**Given records**:
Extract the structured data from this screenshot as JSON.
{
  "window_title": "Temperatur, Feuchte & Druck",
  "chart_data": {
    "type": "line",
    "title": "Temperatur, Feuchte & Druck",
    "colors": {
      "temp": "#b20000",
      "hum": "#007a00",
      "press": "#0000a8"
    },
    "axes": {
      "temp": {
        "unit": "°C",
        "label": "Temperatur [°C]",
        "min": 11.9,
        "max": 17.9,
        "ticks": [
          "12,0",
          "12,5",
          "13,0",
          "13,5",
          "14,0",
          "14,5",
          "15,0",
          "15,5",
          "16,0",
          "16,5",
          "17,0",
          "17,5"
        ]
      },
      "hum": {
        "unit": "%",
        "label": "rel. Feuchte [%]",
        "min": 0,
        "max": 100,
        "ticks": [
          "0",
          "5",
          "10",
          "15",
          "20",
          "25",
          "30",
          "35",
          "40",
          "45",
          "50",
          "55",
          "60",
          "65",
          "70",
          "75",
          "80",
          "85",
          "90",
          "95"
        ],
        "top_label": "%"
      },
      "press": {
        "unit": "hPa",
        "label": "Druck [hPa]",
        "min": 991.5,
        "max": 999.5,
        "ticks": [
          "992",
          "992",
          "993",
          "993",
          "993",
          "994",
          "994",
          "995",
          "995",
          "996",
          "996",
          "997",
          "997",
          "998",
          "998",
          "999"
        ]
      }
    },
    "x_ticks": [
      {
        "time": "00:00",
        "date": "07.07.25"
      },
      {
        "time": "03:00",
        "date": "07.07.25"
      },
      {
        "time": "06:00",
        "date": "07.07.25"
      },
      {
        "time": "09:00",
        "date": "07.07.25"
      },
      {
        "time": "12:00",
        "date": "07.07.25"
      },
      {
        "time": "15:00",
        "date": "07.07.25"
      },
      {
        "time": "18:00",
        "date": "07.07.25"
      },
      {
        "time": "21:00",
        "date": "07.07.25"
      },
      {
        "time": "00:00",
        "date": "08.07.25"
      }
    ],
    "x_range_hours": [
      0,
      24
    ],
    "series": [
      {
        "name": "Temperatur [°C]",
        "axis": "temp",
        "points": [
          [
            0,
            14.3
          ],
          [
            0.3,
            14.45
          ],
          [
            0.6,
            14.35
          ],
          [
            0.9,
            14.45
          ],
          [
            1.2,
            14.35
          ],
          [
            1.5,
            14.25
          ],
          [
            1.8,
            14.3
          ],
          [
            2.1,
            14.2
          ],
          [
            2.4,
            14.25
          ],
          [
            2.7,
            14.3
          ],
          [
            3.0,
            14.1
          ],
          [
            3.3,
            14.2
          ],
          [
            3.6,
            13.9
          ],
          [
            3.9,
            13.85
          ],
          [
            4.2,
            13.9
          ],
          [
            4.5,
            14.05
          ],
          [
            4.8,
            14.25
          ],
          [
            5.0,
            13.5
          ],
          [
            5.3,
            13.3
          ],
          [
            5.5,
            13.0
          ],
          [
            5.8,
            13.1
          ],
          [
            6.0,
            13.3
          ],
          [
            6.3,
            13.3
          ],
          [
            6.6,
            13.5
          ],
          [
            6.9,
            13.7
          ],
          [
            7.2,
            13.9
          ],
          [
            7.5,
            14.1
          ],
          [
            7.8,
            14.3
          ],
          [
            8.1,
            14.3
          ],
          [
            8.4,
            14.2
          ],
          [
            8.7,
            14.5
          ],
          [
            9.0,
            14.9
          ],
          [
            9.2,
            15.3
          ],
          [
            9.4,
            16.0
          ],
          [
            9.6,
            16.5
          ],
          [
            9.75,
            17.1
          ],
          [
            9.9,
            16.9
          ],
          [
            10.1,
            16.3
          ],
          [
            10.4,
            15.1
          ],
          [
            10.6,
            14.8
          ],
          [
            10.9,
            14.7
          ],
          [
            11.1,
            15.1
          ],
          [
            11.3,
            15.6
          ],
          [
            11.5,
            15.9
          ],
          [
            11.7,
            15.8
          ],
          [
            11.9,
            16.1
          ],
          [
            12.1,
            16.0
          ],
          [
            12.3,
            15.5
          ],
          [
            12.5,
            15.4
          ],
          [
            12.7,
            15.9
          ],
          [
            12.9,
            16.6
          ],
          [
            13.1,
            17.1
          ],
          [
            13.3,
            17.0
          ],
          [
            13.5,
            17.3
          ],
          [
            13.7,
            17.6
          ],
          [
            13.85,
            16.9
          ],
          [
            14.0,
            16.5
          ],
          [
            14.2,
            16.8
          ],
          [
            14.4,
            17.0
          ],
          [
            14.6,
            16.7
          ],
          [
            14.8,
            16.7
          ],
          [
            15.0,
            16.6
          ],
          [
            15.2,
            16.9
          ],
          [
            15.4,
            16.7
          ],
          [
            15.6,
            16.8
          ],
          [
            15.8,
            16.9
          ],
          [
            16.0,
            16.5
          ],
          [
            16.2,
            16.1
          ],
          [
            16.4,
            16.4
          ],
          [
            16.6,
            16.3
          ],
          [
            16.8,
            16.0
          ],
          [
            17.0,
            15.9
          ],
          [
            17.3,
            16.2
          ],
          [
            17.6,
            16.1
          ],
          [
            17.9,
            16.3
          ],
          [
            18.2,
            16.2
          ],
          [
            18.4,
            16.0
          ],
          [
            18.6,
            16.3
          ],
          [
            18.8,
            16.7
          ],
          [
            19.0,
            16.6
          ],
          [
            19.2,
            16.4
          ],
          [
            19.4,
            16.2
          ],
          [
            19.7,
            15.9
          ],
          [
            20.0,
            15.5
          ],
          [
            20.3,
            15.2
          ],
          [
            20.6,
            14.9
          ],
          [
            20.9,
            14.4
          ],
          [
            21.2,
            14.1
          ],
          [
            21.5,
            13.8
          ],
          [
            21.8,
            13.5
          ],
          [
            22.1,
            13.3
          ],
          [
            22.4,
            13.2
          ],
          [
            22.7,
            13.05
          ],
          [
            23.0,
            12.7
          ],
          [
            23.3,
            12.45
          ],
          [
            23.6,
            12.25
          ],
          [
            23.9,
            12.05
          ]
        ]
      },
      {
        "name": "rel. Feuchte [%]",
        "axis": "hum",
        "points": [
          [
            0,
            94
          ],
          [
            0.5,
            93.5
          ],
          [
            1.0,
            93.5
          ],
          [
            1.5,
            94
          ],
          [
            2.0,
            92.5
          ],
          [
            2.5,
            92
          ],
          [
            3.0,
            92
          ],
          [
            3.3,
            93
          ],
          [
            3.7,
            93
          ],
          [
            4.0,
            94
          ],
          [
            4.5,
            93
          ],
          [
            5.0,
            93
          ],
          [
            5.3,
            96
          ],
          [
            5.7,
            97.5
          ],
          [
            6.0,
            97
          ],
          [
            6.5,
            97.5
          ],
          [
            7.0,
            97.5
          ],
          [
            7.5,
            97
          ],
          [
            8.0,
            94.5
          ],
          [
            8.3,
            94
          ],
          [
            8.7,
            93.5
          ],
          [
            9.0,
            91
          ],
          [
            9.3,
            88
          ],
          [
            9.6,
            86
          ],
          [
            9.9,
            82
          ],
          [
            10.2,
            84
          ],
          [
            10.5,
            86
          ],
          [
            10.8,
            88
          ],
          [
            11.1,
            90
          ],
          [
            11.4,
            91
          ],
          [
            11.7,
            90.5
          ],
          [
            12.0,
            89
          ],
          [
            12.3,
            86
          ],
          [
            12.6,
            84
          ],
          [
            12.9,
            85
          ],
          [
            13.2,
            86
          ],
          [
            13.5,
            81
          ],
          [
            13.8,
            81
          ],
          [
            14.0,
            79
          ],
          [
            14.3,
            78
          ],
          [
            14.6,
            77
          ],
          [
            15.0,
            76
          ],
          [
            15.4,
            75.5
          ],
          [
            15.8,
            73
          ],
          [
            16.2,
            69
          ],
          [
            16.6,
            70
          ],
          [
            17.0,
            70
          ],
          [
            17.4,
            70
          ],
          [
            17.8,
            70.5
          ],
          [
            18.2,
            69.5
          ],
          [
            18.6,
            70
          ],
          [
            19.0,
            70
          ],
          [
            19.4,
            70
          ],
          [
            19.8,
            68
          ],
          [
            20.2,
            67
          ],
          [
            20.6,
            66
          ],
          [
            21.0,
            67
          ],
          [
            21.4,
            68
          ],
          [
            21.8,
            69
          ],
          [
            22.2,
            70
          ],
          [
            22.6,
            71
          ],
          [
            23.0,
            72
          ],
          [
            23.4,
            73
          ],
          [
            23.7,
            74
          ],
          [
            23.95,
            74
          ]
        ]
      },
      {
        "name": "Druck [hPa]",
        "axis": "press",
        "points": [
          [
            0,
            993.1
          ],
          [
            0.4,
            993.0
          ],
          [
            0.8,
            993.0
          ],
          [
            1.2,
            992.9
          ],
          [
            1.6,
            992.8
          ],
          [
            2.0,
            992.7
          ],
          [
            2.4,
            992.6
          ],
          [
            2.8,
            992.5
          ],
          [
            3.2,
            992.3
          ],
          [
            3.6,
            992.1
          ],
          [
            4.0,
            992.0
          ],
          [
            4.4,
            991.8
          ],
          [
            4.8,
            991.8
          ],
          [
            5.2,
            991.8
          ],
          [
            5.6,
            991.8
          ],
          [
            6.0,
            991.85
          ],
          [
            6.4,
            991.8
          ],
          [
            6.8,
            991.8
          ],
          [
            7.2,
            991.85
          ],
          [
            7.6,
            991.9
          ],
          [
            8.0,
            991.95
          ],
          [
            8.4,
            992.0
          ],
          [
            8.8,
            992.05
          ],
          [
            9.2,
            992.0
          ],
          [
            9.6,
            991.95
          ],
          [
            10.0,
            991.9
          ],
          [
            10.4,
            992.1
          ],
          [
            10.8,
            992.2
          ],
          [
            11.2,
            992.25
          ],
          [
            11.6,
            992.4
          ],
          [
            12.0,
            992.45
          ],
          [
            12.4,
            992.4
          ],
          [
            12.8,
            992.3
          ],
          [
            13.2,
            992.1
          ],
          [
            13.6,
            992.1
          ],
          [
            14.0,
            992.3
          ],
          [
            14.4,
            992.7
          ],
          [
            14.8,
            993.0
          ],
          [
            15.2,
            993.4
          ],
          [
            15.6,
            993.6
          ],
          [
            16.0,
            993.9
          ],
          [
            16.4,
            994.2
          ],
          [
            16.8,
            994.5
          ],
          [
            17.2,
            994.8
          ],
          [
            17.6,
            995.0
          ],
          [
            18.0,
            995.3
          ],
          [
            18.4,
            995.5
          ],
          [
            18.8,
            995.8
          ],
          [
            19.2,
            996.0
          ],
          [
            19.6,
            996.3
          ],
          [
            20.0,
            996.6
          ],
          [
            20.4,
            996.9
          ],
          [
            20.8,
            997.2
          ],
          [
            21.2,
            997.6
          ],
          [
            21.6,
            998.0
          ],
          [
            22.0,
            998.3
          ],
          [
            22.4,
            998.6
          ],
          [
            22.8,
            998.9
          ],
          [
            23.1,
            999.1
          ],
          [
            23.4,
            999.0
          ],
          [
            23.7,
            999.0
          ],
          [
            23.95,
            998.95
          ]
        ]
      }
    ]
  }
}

**Exercise task**:
Pull every line containing the word "Feuchte" out of the entries above.

**Task result**:
  "window_title": "Temperatur, Feuchte & Druck",
    "title": "Temperatur, Feuchte & Druck",
        "label": "rel. Feuchte [%]",
        "name": "rel. Feuchte [%]",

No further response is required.